**EXERCISE AIM:**
Extract the whole listing as it stands. Do not include the pictures.
** BEGIN PROVIDED RECORDS **
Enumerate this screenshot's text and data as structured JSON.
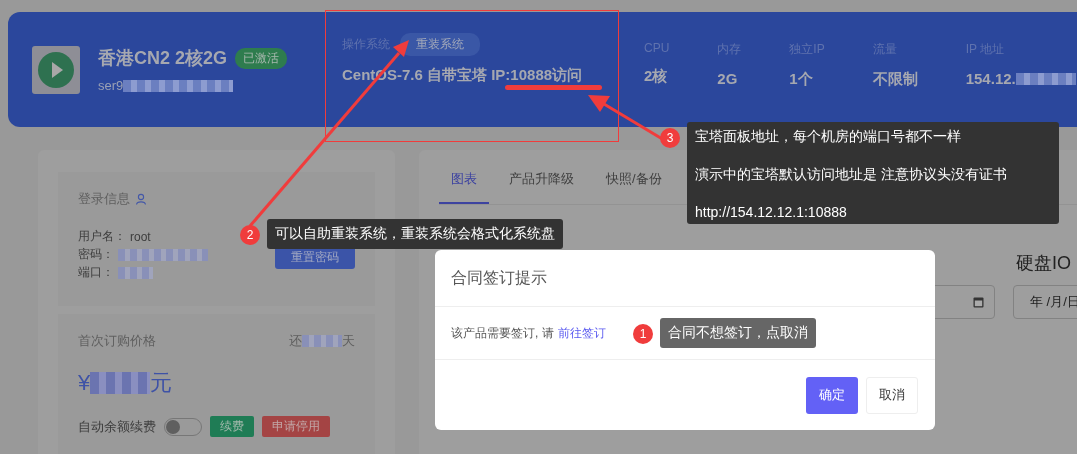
{
  "header": {
    "title": "香港CN2 2核2G",
    "status_badge": "已激活",
    "hostname_visible": "ser9",
    "os": {
      "label": "操作系统",
      "reinstall_button": "重装系统",
      "value": "CentOS-7.6 自带宝塔 IP:10888访问"
    },
    "stats": [
      {
        "label": "CPU",
        "value": "2核",
        "redacted": false
      },
      {
        "label": "内存",
        "value": "2G",
        "redacted": false
      },
      {
        "label": "独立IP",
        "value": "1个",
        "redacted": false
      },
      {
        "label": "流量",
        "value": "不限制",
        "redacted": false
      },
      {
        "label": "IP 地址",
        "value": "154.12.",
        "redacted": true
      }
    ]
  },
  "login_info": {
    "title": "登录信息",
    "fields": [
      {
        "label": "用户名：",
        "value": "root",
        "redacted": false
      },
      {
        "label": "密码：",
        "redacted": true
      },
      {
        "label": "端口：",
        "redacted": true
      }
    ],
    "reset_button": "重置密码"
  },
  "price": {
    "title": "首次订购价格",
    "remaining_prefix": "还",
    "remaining_suffix": "天",
    "currency": "¥",
    "unit": "元",
    "auto_renew": {
      "label": "自动余额续费",
      "checked": false
    },
    "renew_button": "续费",
    "stop_button": "申请停用"
  },
  "tabs": [
    {
      "label": "图表",
      "selected": true
    },
    {
      "label": "产品升降级",
      "selected": false
    },
    {
      "label": "快照/备份",
      "selected": false
    }
  ],
  "chart_heading": "硬盘IO",
  "date_inputs": [
    {
      "calendar_icon": true
    },
    {
      "value": "年 /月/日"
    }
  ],
  "dialog": {
    "title": "合同签订提示",
    "message": "该产品需要签订, 请",
    "link": "前往签订",
    "confirm_button": "确定",
    "cancel_button": "取消"
  },
  "annotations": [
    {
      "number": "1",
      "lines": [
        "合同不想签订，点取消"
      ]
    },
    {
      "number": "2",
      "lines": [
        "可以自助重装系统，重装系统会格式化系统盘"
      ]
    },
    {
      "number": "3",
      "lines": [
        "宝塔面板地址，每个机房的端口号都不一样",
        "演示中的宝塔默认访问地址是 注意协议头没有证书",
        "http://154.12.12.1:10888"
      ]
    }
  ]
}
** END PROVIDED RECORDS **
**COMPLETED TASK:**
Enumerate this screenshot's text and data as structured JSON.
{
  "header": {
    "title": "香港CN2 2核2G",
    "status_badge": "已激活",
    "hostname_visible": "ser9",
    "os": {
      "label": "操作系统",
      "reinstall_button": "重装系统",
      "value": "CentOS-7.6 自带宝塔 IP:10888访问"
    },
    "stats": [
      {
        "label": "CPU",
        "value": "2核",
        "redacted": false
      },
      {
        "label": "内存",
        "value": "2G",
        "redacted": false
      },
      {
        "label": "独立IP",
        "value": "1个",
        "redacted": false
      },
      {
        "label": "流量",
        "value": "不限制",
        "redacted": false
      },
      {
        "label": "IP 地址",
        "value": "154.12.",
        "redacted": true
      }
    ]
  },
  "login_info": {
    "title": "登录信息",
    "fields": [
      {
        "label": "用户名：",
        "value": "root",
        "redacted": false
      },
      {
        "label": "密码：",
        "redacted": true
      },
      {
        "label": "端口：",
        "redacted": true
      }
    ],
    "reset_button": "重置密码"
  },
  "price": {
    "title": "首次订购价格",
    "remaining_prefix": "还",
    "remaining_suffix": "天",
    "currency": "¥",
    "unit": "元",
    "auto_renew": {
      "label": "自动余额续费",
      "checked": false
    },
    "renew_button": "续费",
    "stop_button": "申请停用"
  },
  "tabs": [
    {
      "label": "图表",
      "selected": true
    },
    {
      "label": "产品升降级",
      "selected": false
    },
    {
      "label": "快照/备份",
      "selected": false
    }
  ],
  "chart_heading": "硬盘IO",
  "date_inputs": [
    {
      "calendar_icon": true
    },
    {
      "value": "年 /月/日"
    }
  ],
  "dialog": {
    "title": "合同签订提示",
    "message": "该产品需要签订, 请",
    "link": "前往签订",
    "confirm_button": "确定",
    "cancel_button": "取消"
  },
  "annotations": [
    {
      "number": "1",
      "lines": [
        "合同不想签订，点取消"
      ]
    },
    {
      "number": "2",
      "lines": [
        "可以自助重装系统，重装系统会格式化系统盘"
      ]
    },
    {
      "number": "3",
      "lines": [
        "宝塔面板地址，每个机房的端口号都不一样",
        "演示中的宝塔默认访问地址是 注意协议头没有证书",
        "http://154.12.12.1:10888"
      ]
    }
  ]
}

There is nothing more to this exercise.